◆ Stated goal
Format the lines of all the rows below as a JSON list of strings, one string per line, with blank lines omitted.

◆ Task material
--------

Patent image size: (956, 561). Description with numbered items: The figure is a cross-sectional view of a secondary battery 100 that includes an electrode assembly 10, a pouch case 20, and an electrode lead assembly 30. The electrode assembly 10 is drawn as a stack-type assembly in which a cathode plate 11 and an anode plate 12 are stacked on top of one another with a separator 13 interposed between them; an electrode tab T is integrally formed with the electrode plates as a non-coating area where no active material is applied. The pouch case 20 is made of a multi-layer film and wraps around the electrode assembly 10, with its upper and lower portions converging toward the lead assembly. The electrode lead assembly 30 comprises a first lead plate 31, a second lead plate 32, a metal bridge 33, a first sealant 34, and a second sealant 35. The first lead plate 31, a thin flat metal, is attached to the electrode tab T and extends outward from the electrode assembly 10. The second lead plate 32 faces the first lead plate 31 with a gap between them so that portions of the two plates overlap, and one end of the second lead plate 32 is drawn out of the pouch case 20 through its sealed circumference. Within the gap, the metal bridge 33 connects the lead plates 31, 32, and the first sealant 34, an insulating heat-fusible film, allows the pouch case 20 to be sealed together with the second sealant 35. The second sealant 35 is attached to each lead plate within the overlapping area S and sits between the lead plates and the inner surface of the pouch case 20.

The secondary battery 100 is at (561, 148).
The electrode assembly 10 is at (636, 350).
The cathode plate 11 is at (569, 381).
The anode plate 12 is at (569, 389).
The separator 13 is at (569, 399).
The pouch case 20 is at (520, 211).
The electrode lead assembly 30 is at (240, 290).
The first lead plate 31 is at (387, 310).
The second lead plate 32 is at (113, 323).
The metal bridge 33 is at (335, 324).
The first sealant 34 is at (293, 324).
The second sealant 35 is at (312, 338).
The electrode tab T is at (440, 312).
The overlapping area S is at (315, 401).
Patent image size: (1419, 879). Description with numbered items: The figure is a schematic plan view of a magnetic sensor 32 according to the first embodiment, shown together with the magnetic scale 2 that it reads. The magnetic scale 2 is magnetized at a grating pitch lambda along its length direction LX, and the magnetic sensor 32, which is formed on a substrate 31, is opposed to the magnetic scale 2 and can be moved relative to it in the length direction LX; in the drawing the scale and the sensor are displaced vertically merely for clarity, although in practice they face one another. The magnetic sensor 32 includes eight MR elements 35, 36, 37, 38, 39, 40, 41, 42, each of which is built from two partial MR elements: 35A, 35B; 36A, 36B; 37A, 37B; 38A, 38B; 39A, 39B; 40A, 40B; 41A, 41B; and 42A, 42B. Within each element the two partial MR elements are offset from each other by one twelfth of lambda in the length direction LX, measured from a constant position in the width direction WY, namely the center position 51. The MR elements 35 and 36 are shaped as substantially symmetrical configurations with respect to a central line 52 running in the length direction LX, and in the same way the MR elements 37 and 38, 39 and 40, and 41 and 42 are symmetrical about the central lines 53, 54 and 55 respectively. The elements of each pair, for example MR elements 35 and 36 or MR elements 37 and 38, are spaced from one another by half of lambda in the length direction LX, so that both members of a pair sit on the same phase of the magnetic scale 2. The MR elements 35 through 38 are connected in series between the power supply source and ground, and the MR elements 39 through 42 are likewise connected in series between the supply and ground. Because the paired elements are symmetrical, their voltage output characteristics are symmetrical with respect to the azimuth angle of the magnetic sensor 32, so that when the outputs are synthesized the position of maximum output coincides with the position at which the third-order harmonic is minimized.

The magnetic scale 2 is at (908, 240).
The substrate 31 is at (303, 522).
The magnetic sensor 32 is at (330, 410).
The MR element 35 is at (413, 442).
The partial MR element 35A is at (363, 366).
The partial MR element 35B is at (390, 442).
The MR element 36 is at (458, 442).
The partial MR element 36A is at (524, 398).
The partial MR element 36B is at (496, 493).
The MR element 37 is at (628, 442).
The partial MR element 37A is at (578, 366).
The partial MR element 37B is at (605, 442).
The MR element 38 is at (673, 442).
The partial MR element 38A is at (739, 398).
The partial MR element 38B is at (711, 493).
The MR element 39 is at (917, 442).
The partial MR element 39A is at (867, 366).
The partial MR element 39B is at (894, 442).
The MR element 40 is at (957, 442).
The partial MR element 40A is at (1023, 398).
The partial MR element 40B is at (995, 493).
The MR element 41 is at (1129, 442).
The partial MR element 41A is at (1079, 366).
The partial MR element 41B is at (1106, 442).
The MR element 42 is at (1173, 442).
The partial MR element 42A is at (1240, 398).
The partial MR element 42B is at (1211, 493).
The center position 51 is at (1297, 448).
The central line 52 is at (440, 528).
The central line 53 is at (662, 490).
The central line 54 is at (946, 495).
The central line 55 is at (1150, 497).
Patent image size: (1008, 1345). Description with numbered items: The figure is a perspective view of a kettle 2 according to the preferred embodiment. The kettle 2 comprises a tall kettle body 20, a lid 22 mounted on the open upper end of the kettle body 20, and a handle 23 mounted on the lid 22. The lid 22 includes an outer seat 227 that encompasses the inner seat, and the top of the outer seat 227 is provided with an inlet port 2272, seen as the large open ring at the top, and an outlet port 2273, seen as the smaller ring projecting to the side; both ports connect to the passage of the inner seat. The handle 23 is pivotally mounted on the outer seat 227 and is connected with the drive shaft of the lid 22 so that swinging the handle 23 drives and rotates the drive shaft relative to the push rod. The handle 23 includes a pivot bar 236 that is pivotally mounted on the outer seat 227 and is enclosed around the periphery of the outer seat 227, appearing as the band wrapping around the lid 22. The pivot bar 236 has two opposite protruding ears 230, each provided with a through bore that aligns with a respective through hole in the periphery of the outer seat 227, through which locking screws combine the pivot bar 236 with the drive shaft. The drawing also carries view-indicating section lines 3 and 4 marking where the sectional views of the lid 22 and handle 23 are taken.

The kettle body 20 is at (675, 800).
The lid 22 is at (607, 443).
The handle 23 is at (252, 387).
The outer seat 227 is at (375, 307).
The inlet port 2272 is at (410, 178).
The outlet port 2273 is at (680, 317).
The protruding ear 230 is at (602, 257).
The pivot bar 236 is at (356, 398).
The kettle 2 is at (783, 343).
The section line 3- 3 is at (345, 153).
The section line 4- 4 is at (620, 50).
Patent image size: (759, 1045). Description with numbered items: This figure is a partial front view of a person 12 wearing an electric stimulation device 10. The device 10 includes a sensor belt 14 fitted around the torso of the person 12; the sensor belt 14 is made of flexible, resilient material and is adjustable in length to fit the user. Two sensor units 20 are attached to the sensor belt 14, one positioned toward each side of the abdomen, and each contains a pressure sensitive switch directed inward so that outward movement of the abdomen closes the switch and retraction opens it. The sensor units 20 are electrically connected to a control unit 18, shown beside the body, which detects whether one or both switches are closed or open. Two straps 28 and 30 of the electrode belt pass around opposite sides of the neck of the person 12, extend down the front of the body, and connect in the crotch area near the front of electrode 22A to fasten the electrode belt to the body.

--------

◆ Task solution
[
  "Patent image size: (956, 561). Description with numbered items: The figure is a cross-sectional view of a secondary battery 100 that includes an electrode assembly 10, a pouch case 20, and an electrode lead assembly 30. The electrode assembly 10 is drawn as a stack-type assembly in which a cathode plate 11 and an anode plate 12 are stacked on top of one another with a separator 13 interposed between them; an electrode tab T is integrally formed with the electrode plates as a non-coating area where no active material is applied. The pouch case 20 is made of a multi-layer film and wraps around the electrode assembly 10, with its upper and lower portions converging toward the lead assembly. The electrode lead assembly 30 comprises a first lead plate 31, a second lead plate 32, a metal bridge 33, a first sealant 34, and a second sealant 35. The first lead plate 31, a thin flat metal, is attached to the electrode tab T and extends outward from the electrode assembly 10. The second lead plate 32 faces the first lead plate 31 with a gap between them so that portions of the two plates overlap, and one end of the second lead plate 32 is drawn out of the pouch case 20 through its sealed circumference. Within the gap, the metal bridge 33 connects the lead plates 31, 32, and the first sealant 34, an insulating heat-fusible film, allows the pouch case 20 to be sealed together with the second sealant 35. The second sealant 35 is attached to each lead plate within the overlapping area S and sits between the lead plates and the inner surface of the pouch case 20.",
  "The secondary battery 100 is at (561, 148).",
  "The electrode assembly 10 is at (636, 350).",
  "The cathode plate 11 is at (569, 381).",
  "The anode plate 12 is at (569, 389).",
  "The separator 13 is at (569, 399).",
  "The pouch case 20 is at (520, 211).",
  "The electrode lead assembly 30 is at (240, 290).",
  "The first lead plate 31 is at (387, 310).",
  "The second lead plate 32 is at (113, 323).",
  "The metal bridge 33 is at (335, 324).",
  "The first sealant 34 is at (293, 324).",
  "The second sealant 35 is at (312, 338).",
  "The electrode tab T is at (440, 312).",
  "The overlapping area S is at (315, 401).",
  "Patent image size: (1419, 879). Description with numbered items: The figure is a schematic plan view of a magnetic sensor 32 according to the first embodiment, shown together with the magnetic scale 2 that it reads. The magnetic scale 2 is magnetized at a grating pitch lambda along its length direction LX, and the magnetic sensor 32, which is formed on a substrate 31, is opposed to the magnetic scale 2 and can be moved relative to it in the length direction LX; in the drawing the scale and the sensor are displaced vertically merely for clarity, although in practice they face one another. The magnetic sensor 32 includes eight MR elements 35, 36, 37, 38, 39, 40, 41, 42, each of which is built from two partial MR elements: 35A, 35B; 36A, 36B; 37A, 37B; 38A, 38B; 39A, 39B; 40A, 40B; 41A, 41B; and 42A, 42B. Within each element the two partial MR elements are offset from each other by one twelfth of lambda in the length direction LX, measured from a constant position in the width direction WY, namely the center position 51. The MR elements 35 and 36 are shaped as substantially symmetrical configurations with respect to a central line 52 running in the length direction LX, and in the same way the MR elements 37 and 38, 39 and 40, and 41 and 42 are symmetrical about the central lines 53, 54 and 55 respectively. The elements of each pair, for example MR elements 35 and 36 or MR elements 37 and 38, are spaced from one another by half of lambda in the length direction LX, so that both members of a pair sit on the same phase of the magnetic scale 2. The MR elements 35 through 38 are connected in series between the power supply source and ground, and the MR elements 39 through 42 are likewise connected in series between the supply and ground. Because the paired elements are symmetrical, their voltage output characteristics are symmetrical with respect to the azimuth angle of the magnetic sensor 32, so that when the outputs are synthesized the position of maximum output coincides with the position at which the third-order harmonic is minimized.",
  "The magnetic scale 2 is at (908, 240).",
  "The substrate 31 is at (303, 522).",
  "The magnetic sensor 32 is at (330, 410).",
  "The MR element 35 is at (413, 442).",
  "The partial MR element 35A is at (363, 366).",
  "The partial MR element 35B is at (390, 442).",
  "The MR element 36 is at (458, 442).",
  "The partial MR element 36A is at (524, 398).",
  "The partial MR element 36B is at (496, 493).",
  "The MR element 37 is at (628, 442).",
  "The partial MR element 37A is at (578, 366).",
  "The partial MR element 37B is at (605, 442).",
  "The MR element 38 is at (673, 442).",
  "The partial MR element 38A is at (739, 398).",
  "The partial MR element 38B is at (711, 493).",
  "The MR element 39 is at (917, 442).",
  "The partial MR element 39A is at (867, 366).",
  "The partial MR element 39B is at (894, 442).",
  "The MR element 40 is at (957, 442).",
  "The partial MR element 40A is at (1023, 398).",
  "The partial MR element 40B is at (995, 493).",
  "The MR element 41 is at (1129, 442).",
  "The partial MR element 41A is at (1079, 366).",
  "The partial MR element 41B is at (1106, 442).",
  "The MR element 42 is at (1173, 442).",
  "The partial MR element 42A is at (1240, 398).",
  "The partial MR element 42B is at (1211, 493).",
  "The center position 51 is at (1297, 448).",
  "The central line 52 is at (440, 528).",
  "The central line 53 is at (662, 490).",
  "The central line 54 is at (946, 495).",
  "The central line 55 is at (1150, 497).",
  "Patent image size: (1008, 1345). Description with numbered items: The figure is a perspective view of a kettle 2 according to the preferred embodiment. The kettle 2 comprises a tall kettle body 20, a lid 22 mounted on the open upper end of the kettle body 20, and a handle 23 mounted on the lid 22. The lid 22 includes an outer seat 227 that encompasses the inner seat, and the top of the outer seat 227 is provided with an inlet port 2272, seen as the large open ring at the top, and an outlet port 2273, seen as the smaller ring projecting to the side; both ports connect to the passage of the inner seat. The handle 23 is pivotally mounted on the outer seat 227 and is connected with the drive shaft of the lid 22 so that swinging the handle 23 drives and rotates the drive shaft relative to the push rod. The handle 23 includes a pivot bar 236 that is pivotally mounted on the outer seat 227 and is enclosed around the periphery of the outer seat 227, appearing as the band wrapping around the lid 22. The pivot bar 236 has two opposite protruding ears 230, each provided with a through bore that aligns with a respective through hole in the periphery of the outer seat 227, through which locking screws combine the pivot bar 236 with the drive shaft. The drawing also carries view-indicating section lines 3 and 4 marking where the sectional views of the lid 22 and handle 23 are taken.",
  "The kettle body 20 is at (675, 800).",
  "The lid 22 is at (607, 443).",
  "The handle 23 is at (252, 387).",
  "The outer seat 227 is at (375, 307).",
  "The inlet port 2272 is at (410, 178).",
  "The outlet port 2273 is at (680, 317).",
  "The protruding ear 230 is at (602, 257).",
  "The pivot bar 236 is at (356, 398).",
  "The kettle 2 is at (783, 343).",
  "The section line 3- 3 is at (345, 153).",
  "The section line 4- 4 is at (620, 50).",
  "Patent image size: (759, 1045). Description with numbered items: This figure is a partial front view of a person 12 wearing an electric stimulation device 10. The device 10 includes a sensor belt 14 fitted around the torso of the person 12; the sensor belt 14 is made of flexible, resilient material and is adjustable in length to fit the user. Two sensor units 20 are attached to the sensor belt 14, one positioned toward each side of the abdomen, and each contains a pressure sensitive switch directed inward so that outward movement of the abdomen closes the switch and retraction opens it. The sensor units 20 are electrically connected to a control unit 18, shown beside the body, which detects whether one or both switches are closed or open. Two straps 28 and 30 of the electrode belt pass around opposite sides of the neck of the person 12, extend down the front of the body, and connect in the crotch area near the front of electrode 22A to fasten the electrode belt to the body."
]